QUOTED TEXT
** begin **
Thursday, March 22, 2012

|| .:: Think! Think!! Think!!! ::. ||

Think Think Think and Think...
A part from solve the technical problems,
you need to prepare to solve the management problems..
It's like back to my olden days..
every time, my brain is working at it's maximum speed..
to be able to think ahead of others..
I don't like this kind of environment..
It's unhealthy for me and for the people around me..
that's why I never want to go to sales team..
I may be able to bullshit quite well, but
I really don't wish to play the "management" games..
I'm tired.. I switch to technical because I was trying to hide from this cruel game..
but now, I'm involve with this game again..
this time, it's double attack..
Technical + Management Game..
This isn't fun at all..
I'll be much older.. physically, mentally and emotionally..
Question.. Why me..
Can I just quit the management games just focus on technical part alone?
I'm not that strong as your eyes tells you so..
I'm just like a glass..
from far, you thought that I am as cold and as hard the glass..
but what I really am.. you have an answer in your heart..
ArgghhHH~!!!
This blog, is going to be a sad & unhappy posting again..
** end **
LIST OF TASKS
#1 Answer these questions about the blog post:
(a) Which team does the writer say they never want to go to?
(b) To what object does the writer compare themselves?
(c) On what date was the blog post written?
#2 Reproduce the blog post word for word, starting at "I'm not that" and ending at "unhappy posting again..".

COLLECTED DATA
** begin **
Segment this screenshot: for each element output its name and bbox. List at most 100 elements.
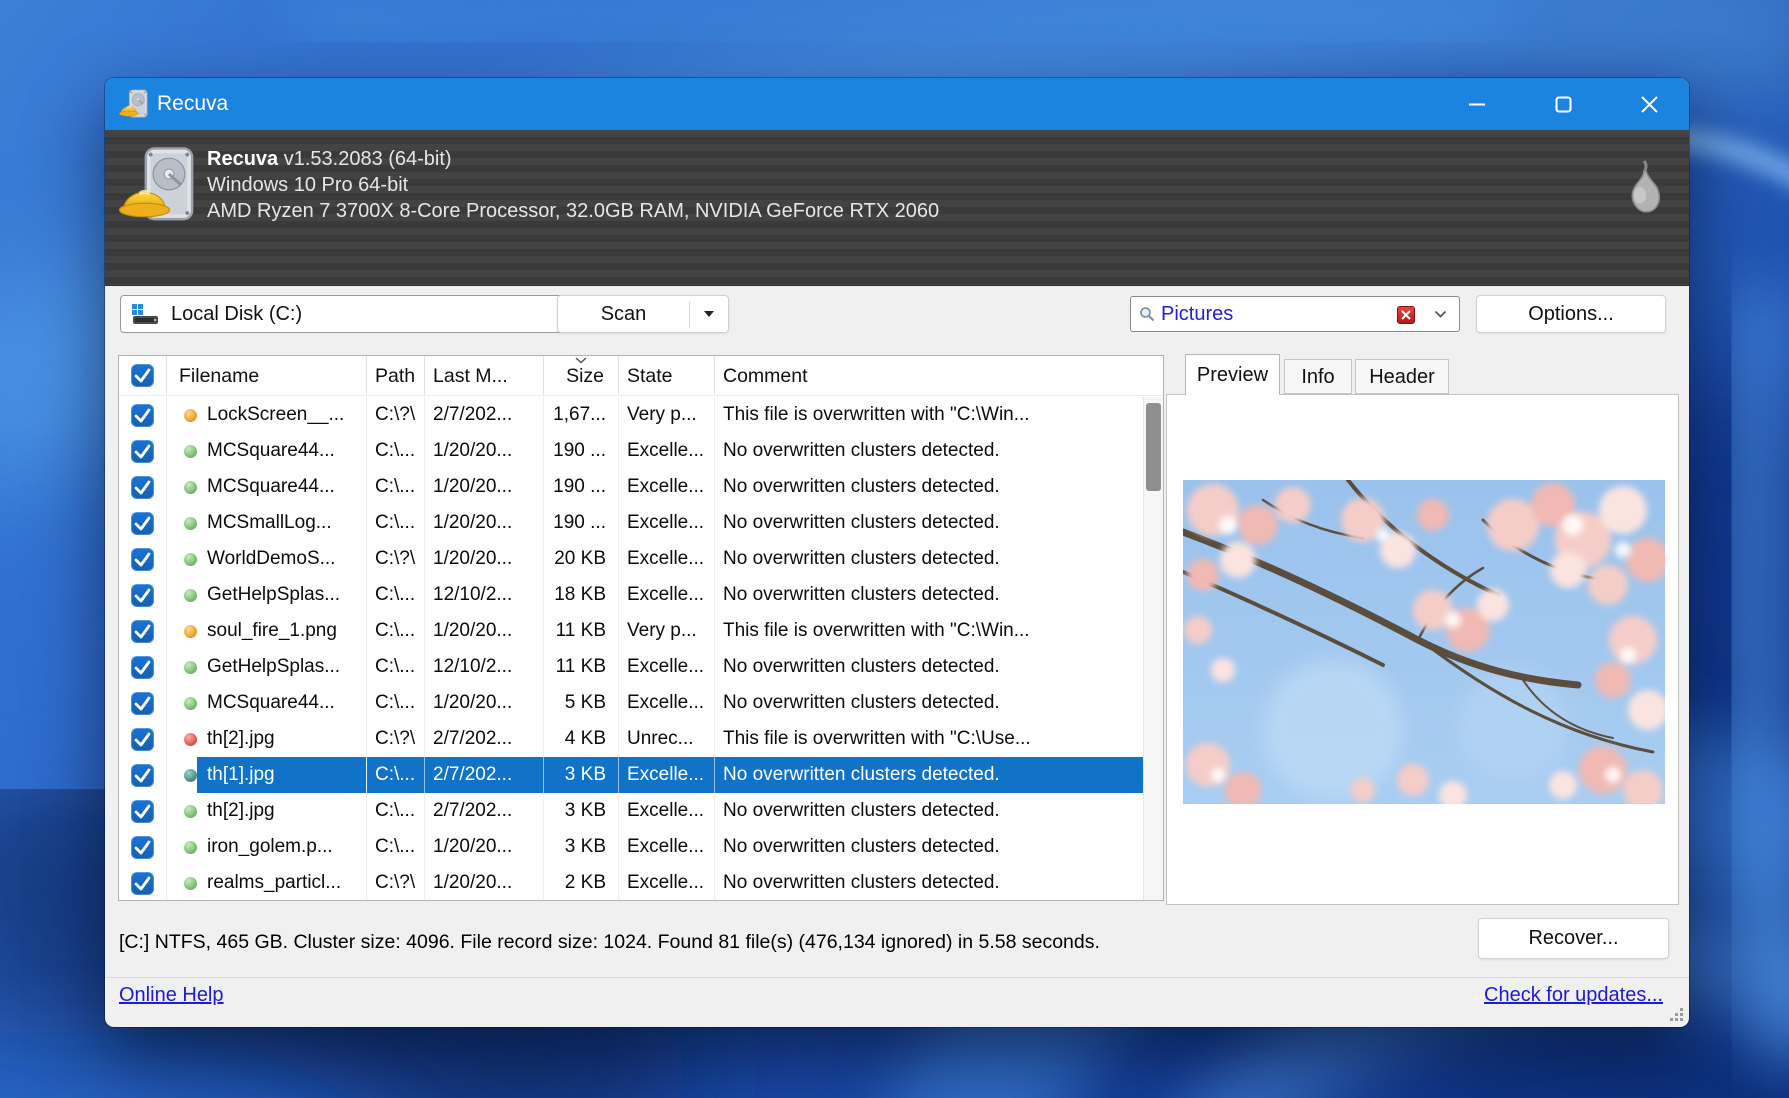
** end **
RESULTS OF THE EXERCISE
#1
(a) The sales team.
(b) A glass.
(c) Thursday, March 22, 2012.

#2
I'm not that strong as your eyes tells you so..
I'm just like a glass..
from far, you thought that I am as cold and as hard the glass..
but what I really am.. you have an answer in your heart..
ArgghhHH~!!!
This blog, is going to be a sad & unhappy posting again..